**REQUEST:** With the images removed, repeat the data below exactly.

• • • •

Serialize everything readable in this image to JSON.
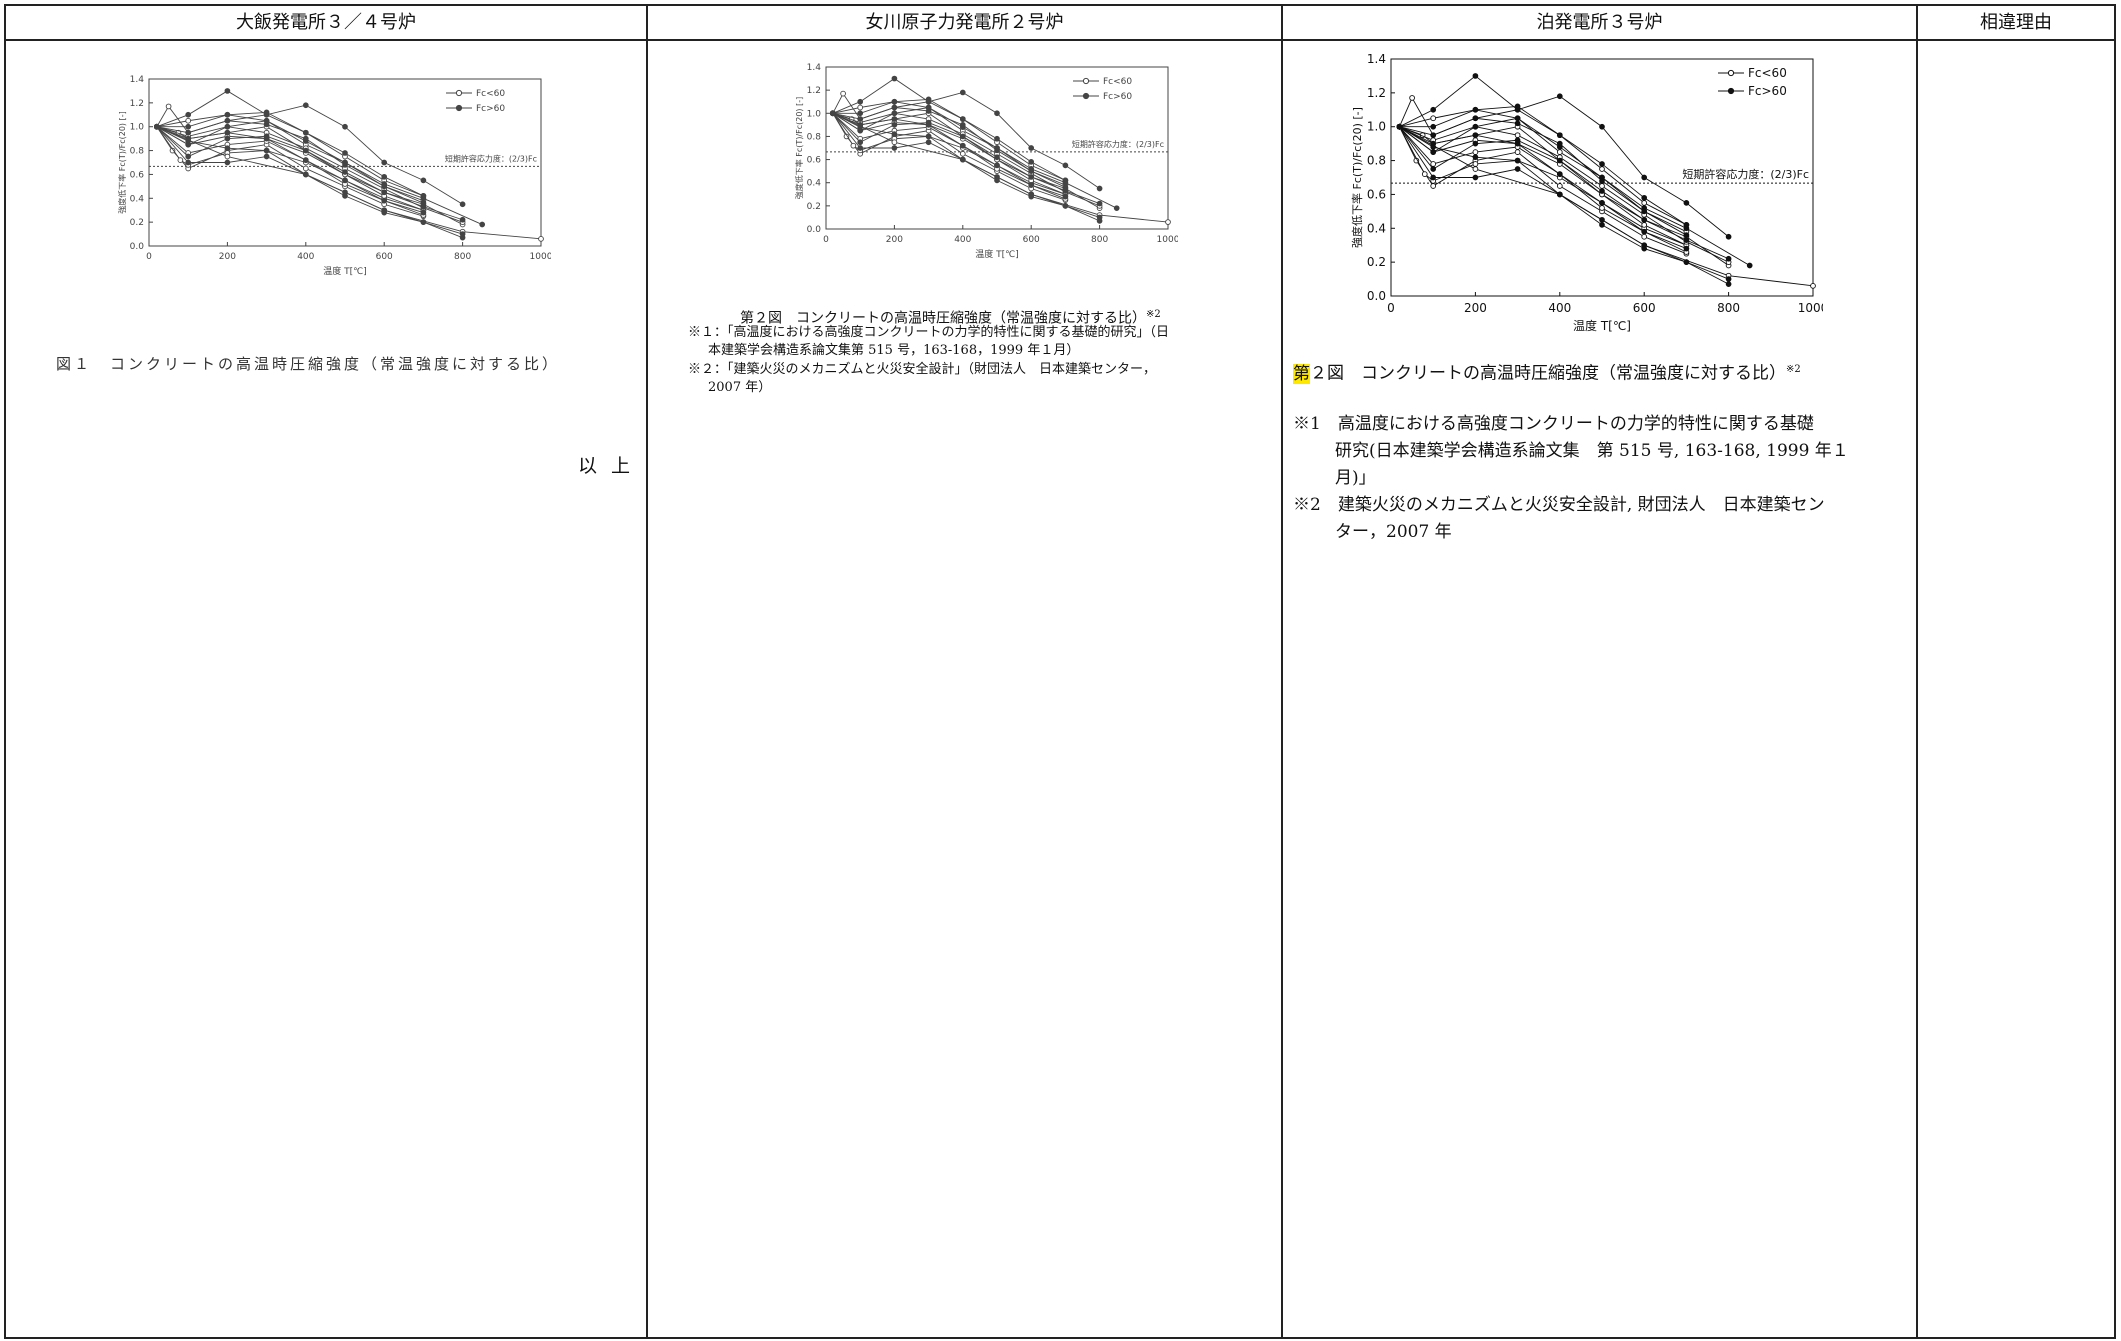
{
  "headers": {
    "col1": "大飯発電所３／４号炉",
    "col2": "女川原子力発電所２号炉",
    "col3": "泊発電所３号炉",
    "col4": "相違理由"
  },
  "col1": {
    "caption": "図１　コンクリートの高温時圧縮強度（常温強度に対する比）",
    "end_mark": "以上"
  },
  "col2": {
    "caption": "第２図　コンクリートの高温時圧縮強度（常温強度に対する比）",
    "caption_sup": "※2",
    "note1_a": "※１：「高温度における高強度コンクリートの力学的特性に関する基礎的研究」（日",
    "note1_b": "本建築学会構造系論文集第 515 号，163-168，1999 年１月）",
    "note2_a": "※２：「建築火災のメカニズムと火災安全設計」（財団法人　日本建築センター，",
    "note2_b": "2007 年）"
  },
  "col3": {
    "caption_hl": "第",
    "caption_rest": "２図　コンクリートの高温時圧縮強度（常温強度に対する比）",
    "caption_sup": "※2",
    "note1_a": "※1　高温度における高強度コンクリートの力学的特性に関する基礎",
    "note1_b": "研究(日本建築学会構造系論文集　第 515 号, 163-168, 1999 年１",
    "note1_c": "月)」",
    "note2_a": "※2　建築火災のメカニズムと火災安全設計, 財団法人　日本建築セン",
    "note2_b": "ター，2007 年"
  },
  "chart_data": {
    "type": "line",
    "xlabel": "温度 T[℃]",
    "ylabel": "強度低下率 Fc(T)/Fc(20) [-]",
    "xlim": [
      0,
      1000
    ],
    "ylim": [
      0,
      1.4
    ],
    "xticks": [
      0,
      200,
      400,
      600,
      800,
      1000
    ],
    "yticks": [
      0.0,
      0.2,
      0.4,
      0.6,
      0.8,
      1.0,
      1.2,
      1.4
    ],
    "legend": [
      "Fc<60",
      "Fc>60"
    ],
    "legend_position": "top-right",
    "reference_line": {
      "label": "短期許容応力度：(2/3)Fc",
      "y": 0.667
    },
    "open_series": [
      [
        [
          20,
          1.0
        ],
        [
          50,
          1.17
        ],
        [
          100,
          0.95
        ],
        [
          200,
          1.05
        ],
        [
          300,
          1.1
        ],
        [
          400,
          0.95
        ],
        [
          500,
          0.75
        ],
        [
          600,
          0.55
        ],
        [
          700,
          0.42
        ]
      ],
      [
        [
          20,
          1.0
        ],
        [
          60,
          0.8
        ],
        [
          100,
          0.65
        ],
        [
          200,
          0.8
        ],
        [
          300,
          0.85
        ],
        [
          400,
          0.65
        ],
        [
          500,
          0.5
        ],
        [
          600,
          0.35
        ],
        [
          700,
          0.25
        ]
      ],
      [
        [
          20,
          1.0
        ],
        [
          75,
          0.95
        ],
        [
          100,
          0.9
        ],
        [
          200,
          0.95
        ],
        [
          300,
          1.0
        ],
        [
          400,
          0.8
        ],
        [
          500,
          0.6
        ],
        [
          600,
          0.45
        ],
        [
          700,
          0.35
        ],
        [
          800,
          0.18
        ]
      ],
      [
        [
          20,
          1.0
        ],
        [
          80,
          0.72
        ],
        [
          100,
          0.68
        ],
        [
          200,
          0.78
        ],
        [
          300,
          0.8
        ],
        [
          400,
          0.7
        ],
        [
          500,
          0.55
        ],
        [
          600,
          0.4
        ],
        [
          700,
          0.3
        ]
      ],
      [
        [
          20,
          1.0
        ],
        [
          100,
          1.05
        ],
        [
          200,
          1.1
        ],
        [
          300,
          1.05
        ],
        [
          400,
          0.85
        ],
        [
          500,
          0.7
        ],
        [
          600,
          0.5
        ],
        [
          700,
          0.38
        ]
      ],
      [
        [
          20,
          1.0
        ],
        [
          100,
          0.85
        ],
        [
          200,
          0.92
        ],
        [
          300,
          0.9
        ],
        [
          400,
          0.78
        ],
        [
          500,
          0.6
        ],
        [
          600,
          0.42
        ],
        [
          700,
          0.3
        ]
      ],
      [
        [
          20,
          1.0
        ],
        [
          100,
          0.92
        ],
        [
          200,
          1.0
        ],
        [
          300,
          0.95
        ],
        [
          400,
          0.82
        ],
        [
          500,
          0.65
        ],
        [
          600,
          0.48
        ],
        [
          700,
          0.32
        ],
        [
          800,
          0.2
        ]
      ],
      [
        [
          20,
          1.0
        ],
        [
          100,
          0.78
        ],
        [
          200,
          0.85
        ],
        [
          300,
          0.88
        ],
        [
          400,
          0.72
        ],
        [
          500,
          0.52
        ],
        [
          600,
          0.38
        ],
        [
          700,
          0.26
        ]
      ],
      [
        [
          20,
          1.0
        ],
        [
          200,
          0.75
        ],
        [
          400,
          0.6
        ],
        [
          600,
          0.3
        ],
        [
          800,
          0.12
        ],
        [
          1000,
          0.06
        ]
      ]
    ],
    "filled_series": [
      [
        [
          20,
          1.0
        ],
        [
          100,
          1.1
        ],
        [
          200,
          1.3
        ],
        [
          300,
          1.1
        ],
        [
          400,
          1.18
        ],
        [
          500,
          1.0
        ],
        [
          600,
          0.7
        ],
        [
          700,
          0.55
        ],
        [
          800,
          0.35
        ]
      ],
      [
        [
          20,
          1.0
        ],
        [
          100,
          0.85
        ],
        [
          200,
          1.0
        ],
        [
          300,
          1.05
        ],
        [
          400,
          0.88
        ],
        [
          500,
          0.7
        ],
        [
          600,
          0.52
        ],
        [
          700,
          0.4
        ],
        [
          850,
          0.18
        ]
      ],
      [
        [
          20,
          1.0
        ],
        [
          100,
          0.9
        ],
        [
          200,
          0.95
        ],
        [
          300,
          0.9
        ],
        [
          400,
          0.72
        ],
        [
          500,
          0.55
        ],
        [
          600,
          0.38
        ],
        [
          700,
          0.28
        ]
      ],
      [
        [
          20,
          1.0
        ],
        [
          100,
          0.75
        ],
        [
          200,
          0.9
        ],
        [
          300,
          0.92
        ],
        [
          400,
          0.8
        ],
        [
          500,
          0.62
        ],
        [
          600,
          0.45
        ],
        [
          700,
          0.33
        ],
        [
          800,
          0.22
        ]
      ],
      [
        [
          20,
          1.0
        ],
        [
          100,
          1.0
        ],
        [
          200,
          1.1
        ],
        [
          300,
          1.12
        ],
        [
          400,
          0.95
        ],
        [
          500,
          0.78
        ],
        [
          600,
          0.58
        ],
        [
          700,
          0.42
        ]
      ],
      [
        [
          20,
          1.0
        ],
        [
          100,
          0.7
        ],
        [
          200,
          0.7
        ],
        [
          300,
          0.75
        ],
        [
          400,
          0.6
        ],
        [
          500,
          0.45
        ],
        [
          600,
          0.3
        ],
        [
          700,
          0.2
        ],
        [
          800,
          0.1
        ]
      ],
      [
        [
          20,
          1.0
        ],
        [
          100,
          0.95
        ],
        [
          200,
          1.05
        ],
        [
          300,
          1.02
        ],
        [
          400,
          0.9
        ],
        [
          500,
          0.68
        ],
        [
          600,
          0.5
        ],
        [
          700,
          0.36
        ]
      ],
      [
        [
          20,
          1.0
        ],
        [
          100,
          0.88
        ],
        [
          200,
          0.82
        ],
        [
          300,
          0.8
        ],
        [
          400,
          0.6
        ],
        [
          500,
          0.42
        ],
        [
          600,
          0.28
        ],
        [
          700,
          0.2
        ],
        [
          800,
          0.07
        ]
      ]
    ]
  }
}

• • • •

**EXERCISE RESULT:**
Serialize everything readable in this image to JSON.
{
  "headers": {
    "col1": "大飯発電所３／４号炉",
    "col2": "女川原子力発電所２号炉",
    "col3": "泊発電所３号炉",
    "col4": "相違理由"
  },
  "col1": {
    "caption": "図１　コンクリートの高温時圧縮強度（常温強度に対する比）",
    "end_mark": "以上"
  },
  "col2": {
    "caption": "第２図　コンクリートの高温時圧縮強度（常温強度に対する比）",
    "caption_sup": "※2",
    "note1_a": "※１：「高温度における高強度コンクリートの力学的特性に関する基礎的研究」（日",
    "note1_b": "本建築学会構造系論文集第 515 号，163-168，1999 年１月）",
    "note2_a": "※２：「建築火災のメカニズムと火災安全設計」（財団法人　日本建築センター，",
    "note2_b": "2007 年）"
  },
  "col3": {
    "caption_hl": "第",
    "caption_rest": "２図　コンクリートの高温時圧縮強度（常温強度に対する比）",
    "caption_sup": "※2",
    "note1_a": "※1　高温度における高強度コンクリートの力学的特性に関する基礎",
    "note1_b": "研究(日本建築学会構造系論文集　第 515 号, 163-168, 1999 年１",
    "note1_c": "月)」",
    "note2_a": "※2　建築火災のメカニズムと火災安全設計, 財団法人　日本建築セン",
    "note2_b": "ター，2007 年"
  },
  "chart_data": {
    "type": "line",
    "xlabel": "温度 T[℃]",
    "ylabel": "強度低下率 Fc(T)/Fc(20) [-]",
    "xlim": [
      0,
      1000
    ],
    "ylim": [
      0,
      1.4
    ],
    "xticks": [
      0,
      200,
      400,
      600,
      800,
      1000
    ],
    "yticks": [
      0.0,
      0.2,
      0.4,
      0.6,
      0.8,
      1.0,
      1.2,
      1.4
    ],
    "legend": [
      "Fc<60",
      "Fc>60"
    ],
    "legend_position": "top-right",
    "reference_line": {
      "label": "短期許容応力度：(2/3)Fc",
      "y": 0.667
    },
    "open_series": [
      [
        [
          20,
          1.0
        ],
        [
          50,
          1.17
        ],
        [
          100,
          0.95
        ],
        [
          200,
          1.05
        ],
        [
          300,
          1.1
        ],
        [
          400,
          0.95
        ],
        [
          500,
          0.75
        ],
        [
          600,
          0.55
        ],
        [
          700,
          0.42
        ]
      ],
      [
        [
          20,
          1.0
        ],
        [
          60,
          0.8
        ],
        [
          100,
          0.65
        ],
        [
          200,
          0.8
        ],
        [
          300,
          0.85
        ],
        [
          400,
          0.65
        ],
        [
          500,
          0.5
        ],
        [
          600,
          0.35
        ],
        [
          700,
          0.25
        ]
      ],
      [
        [
          20,
          1.0
        ],
        [
          75,
          0.95
        ],
        [
          100,
          0.9
        ],
        [
          200,
          0.95
        ],
        [
          300,
          1.0
        ],
        [
          400,
          0.8
        ],
        [
          500,
          0.6
        ],
        [
          600,
          0.45
        ],
        [
          700,
          0.35
        ],
        [
          800,
          0.18
        ]
      ],
      [
        [
          20,
          1.0
        ],
        [
          80,
          0.72
        ],
        [
          100,
          0.68
        ],
        [
          200,
          0.78
        ],
        [
          300,
          0.8
        ],
        [
          400,
          0.7
        ],
        [
          500,
          0.55
        ],
        [
          600,
          0.4
        ],
        [
          700,
          0.3
        ]
      ],
      [
        [
          20,
          1.0
        ],
        [
          100,
          1.05
        ],
        [
          200,
          1.1
        ],
        [
          300,
          1.05
        ],
        [
          400,
          0.85
        ],
        [
          500,
          0.7
        ],
        [
          600,
          0.5
        ],
        [
          700,
          0.38
        ]
      ],
      [
        [
          20,
          1.0
        ],
        [
          100,
          0.85
        ],
        [
          200,
          0.92
        ],
        [
          300,
          0.9
        ],
        [
          400,
          0.78
        ],
        [
          500,
          0.6
        ],
        [
          600,
          0.42
        ],
        [
          700,
          0.3
        ]
      ],
      [
        [
          20,
          1.0
        ],
        [
          100,
          0.92
        ],
        [
          200,
          1.0
        ],
        [
          300,
          0.95
        ],
        [
          400,
          0.82
        ],
        [
          500,
          0.65
        ],
        [
          600,
          0.48
        ],
        [
          700,
          0.32
        ],
        [
          800,
          0.2
        ]
      ],
      [
        [
          20,
          1.0
        ],
        [
          100,
          0.78
        ],
        [
          200,
          0.85
        ],
        [
          300,
          0.88
        ],
        [
          400,
          0.72
        ],
        [
          500,
          0.52
        ],
        [
          600,
          0.38
        ],
        [
          700,
          0.26
        ]
      ],
      [
        [
          20,
          1.0
        ],
        [
          200,
          0.75
        ],
        [
          400,
          0.6
        ],
        [
          600,
          0.3
        ],
        [
          800,
          0.12
        ],
        [
          1000,
          0.06
        ]
      ]
    ],
    "filled_series": [
      [
        [
          20,
          1.0
        ],
        [
          100,
          1.1
        ],
        [
          200,
          1.3
        ],
        [
          300,
          1.1
        ],
        [
          400,
          1.18
        ],
        [
          500,
          1.0
        ],
        [
          600,
          0.7
        ],
        [
          700,
          0.55
        ],
        [
          800,
          0.35
        ]
      ],
      [
        [
          20,
          1.0
        ],
        [
          100,
          0.85
        ],
        [
          200,
          1.0
        ],
        [
          300,
          1.05
        ],
        [
          400,
          0.88
        ],
        [
          500,
          0.7
        ],
        [
          600,
          0.52
        ],
        [
          700,
          0.4
        ],
        [
          850,
          0.18
        ]
      ],
      [
        [
          20,
          1.0
        ],
        [
          100,
          0.9
        ],
        [
          200,
          0.95
        ],
        [
          300,
          0.9
        ],
        [
          400,
          0.72
        ],
        [
          500,
          0.55
        ],
        [
          600,
          0.38
        ],
        [
          700,
          0.28
        ]
      ],
      [
        [
          20,
          1.0
        ],
        [
          100,
          0.75
        ],
        [
          200,
          0.9
        ],
        [
          300,
          0.92
        ],
        [
          400,
          0.8
        ],
        [
          500,
          0.62
        ],
        [
          600,
          0.45
        ],
        [
          700,
          0.33
        ],
        [
          800,
          0.22
        ]
      ],
      [
        [
          20,
          1.0
        ],
        [
          100,
          1.0
        ],
        [
          200,
          1.1
        ],
        [
          300,
          1.12
        ],
        [
          400,
          0.95
        ],
        [
          500,
          0.78
        ],
        [
          600,
          0.58
        ],
        [
          700,
          0.42
        ]
      ],
      [
        [
          20,
          1.0
        ],
        [
          100,
          0.7
        ],
        [
          200,
          0.7
        ],
        [
          300,
          0.75
        ],
        [
          400,
          0.6
        ],
        [
          500,
          0.45
        ],
        [
          600,
          0.3
        ],
        [
          700,
          0.2
        ],
        [
          800,
          0.1
        ]
      ],
      [
        [
          20,
          1.0
        ],
        [
          100,
          0.95
        ],
        [
          200,
          1.05
        ],
        [
          300,
          1.02
        ],
        [
          400,
          0.9
        ],
        [
          500,
          0.68
        ],
        [
          600,
          0.5
        ],
        [
          700,
          0.36
        ]
      ],
      [
        [
          20,
          1.0
        ],
        [
          100,
          0.88
        ],
        [
          200,
          0.82
        ],
        [
          300,
          0.8
        ],
        [
          400,
          0.6
        ],
        [
          500,
          0.42
        ],
        [
          600,
          0.28
        ],
        [
          700,
          0.2
        ],
        [
          800,
          0.07
        ]
      ]
    ]
  }
}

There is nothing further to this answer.